WHAT YOU WILL DO —
1: Answer these questions from the abstract on CAR T-cell patients in the ICU below, one line each:
(a) How many U.S. centers contributed data?
(b) In what share of ICU admissions was cytokine release syndrome or immune effector cell-associated neurotoxicity syndrome the reason for admission?
(c) What mortality rate is reported for those two syndromes?
2: Based on the abstract on CAR T-cell patients in the ICU below, does each statement agree with it? Answer yes or no, and quote the deciding words.
(a) The study period extended through December 2023.
(b) Anakinra use rose over the study years.
(c) ICU admission rates went up between 2018 and 2023.

TEXT PASSAGE —
Six-Year Trends in ICU Admission, Management, and Outcomes of Chimeric Antigen Receptor T-Cell Patients in the ICU

OBJECTIVES: To evaluate evolving management, ICU admission, and outcomes for critically ill chimeric antigen receptor (CAR) T-cell patients over a 6-year period. DESIGN: Multicenter retrospective cohort study from January 2018 to September 2023. SETTING: Eight U.S. centers. PATIENTS: Adult CAR T-cell patients requiring ICU admission.None. METHODS: Summary statistics included mean, sd , median, and interquartile range (IQR). Fisher exact test or chi-square test were used to evaluate association between year treated and other categorical variables. Cochran-Armitage test was performed to assess significance of trends across years. Multivariable logistic regression was performed to assess covariates associated with mortality. MEASUREMENTS AND MAIN RESULTS: Demographics, toxicity management, ICU admission, support modalities, toxicity severity, and survival (ICU, hospital, and 3-mo) were compared year-to-year. From 2018 to 2023, 2238 patients received CAR T cells, with increasing number of patients treated yearly; 398 (17.8%) required ICU care. Of those admitted to the ICU, 66.1% were male, 89.2% had lymphoma, and median age was 64 years (53-71 yr). ICU admission rates declined from 38.5% (95% CI, 31.6-45.8%) in 2018 to 16.4% in 2023 (95% CI, 13.5-19.7%; p < 0.0001). Cytokine release syndrome or immune effector cell-associated neurotoxicity syndrome was the reason for ICU admission in 87.9%. In 2023 vs. 2018, ICU patients were older (median, 65 yr [IQR, 55-73 yr] vs. 58 yr [48-67 yr]; p = 0.003) with higher comorbidity indices (4 [4-6] vs. 3 [2-4]; p = 0.005) and more severe toxicities (≥ grade 3: 90.1% vs. 69.9%; p = 0.004). Corticosteroid use for less severe toxicities (≤ grade 2 toxicity: 73.8% vs. 40.6%; p = 0.0001) and anakinra use (56% vs. 5.5%; p < 0.0001) increased throughout the years. Mortality from cytokine release syndrome and immune effector cell-associated neurotoxicity syndrome remained low (5.5%). Age, Sequential Organ Failure Assessment greater than or equal to 10 at ICU admission, and ICU admission for noncytokine release/neurotoxicity syndrome reasons were associated with hospital mortality (odds ratios, 1.02 [95% CI, 1-1.04; p = 0.046], 4.69 [2.44-9.01; p < 0.0001], and 3.74 [1.91-7.3; p = 0.0001], respectively). CONCLUSIONS: ICU admission rates after CAR T-cell treatment are declining. Although ICU patients are older with higher severity of illness and toxicity grades, ICU mortality after CAR T-cell therapy remains low.

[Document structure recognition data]
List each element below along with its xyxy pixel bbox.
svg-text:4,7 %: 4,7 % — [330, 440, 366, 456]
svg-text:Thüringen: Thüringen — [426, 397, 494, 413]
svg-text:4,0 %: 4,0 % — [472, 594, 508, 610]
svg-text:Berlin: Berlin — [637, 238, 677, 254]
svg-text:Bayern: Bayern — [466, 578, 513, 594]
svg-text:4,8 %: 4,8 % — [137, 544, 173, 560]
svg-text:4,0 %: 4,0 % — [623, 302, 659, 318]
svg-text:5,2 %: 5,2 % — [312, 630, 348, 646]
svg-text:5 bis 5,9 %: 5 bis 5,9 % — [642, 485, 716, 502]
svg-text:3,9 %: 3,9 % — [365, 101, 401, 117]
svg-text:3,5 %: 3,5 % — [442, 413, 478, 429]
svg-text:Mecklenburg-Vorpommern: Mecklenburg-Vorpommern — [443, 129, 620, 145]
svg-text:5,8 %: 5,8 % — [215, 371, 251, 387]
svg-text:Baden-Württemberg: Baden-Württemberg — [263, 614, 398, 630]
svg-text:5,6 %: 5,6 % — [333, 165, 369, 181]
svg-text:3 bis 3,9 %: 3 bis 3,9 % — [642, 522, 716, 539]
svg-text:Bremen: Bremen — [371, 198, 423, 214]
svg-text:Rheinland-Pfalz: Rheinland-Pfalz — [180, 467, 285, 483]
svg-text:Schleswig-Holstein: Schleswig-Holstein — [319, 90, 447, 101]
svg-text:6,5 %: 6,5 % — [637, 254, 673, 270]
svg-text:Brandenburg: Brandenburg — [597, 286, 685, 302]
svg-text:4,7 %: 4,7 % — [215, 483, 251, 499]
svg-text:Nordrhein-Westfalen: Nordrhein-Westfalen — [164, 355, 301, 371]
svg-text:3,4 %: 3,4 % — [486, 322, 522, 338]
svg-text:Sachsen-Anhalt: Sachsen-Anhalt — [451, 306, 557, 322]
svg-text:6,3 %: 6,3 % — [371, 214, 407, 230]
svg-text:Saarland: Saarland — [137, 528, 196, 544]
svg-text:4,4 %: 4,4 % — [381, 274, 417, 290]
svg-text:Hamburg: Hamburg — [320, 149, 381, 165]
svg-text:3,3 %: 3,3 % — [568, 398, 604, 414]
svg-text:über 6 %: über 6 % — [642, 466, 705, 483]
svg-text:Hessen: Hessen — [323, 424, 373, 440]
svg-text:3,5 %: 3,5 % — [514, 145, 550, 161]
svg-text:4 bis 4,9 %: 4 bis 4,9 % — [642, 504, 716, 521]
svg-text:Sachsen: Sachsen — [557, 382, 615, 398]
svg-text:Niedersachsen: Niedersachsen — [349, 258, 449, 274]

TASK-BY-TASK OUTPUTS —
1:
(a) Eight
(b) 87.9%
(c) 5.5%

2:
(a) No: "January 2018 to September 2023"
(b) Yes: "anakinra use (56% vs. 5.5%; p < 0.0001) increased throughout the years"
(c) No: "ICU admission rates declined from 38.5%"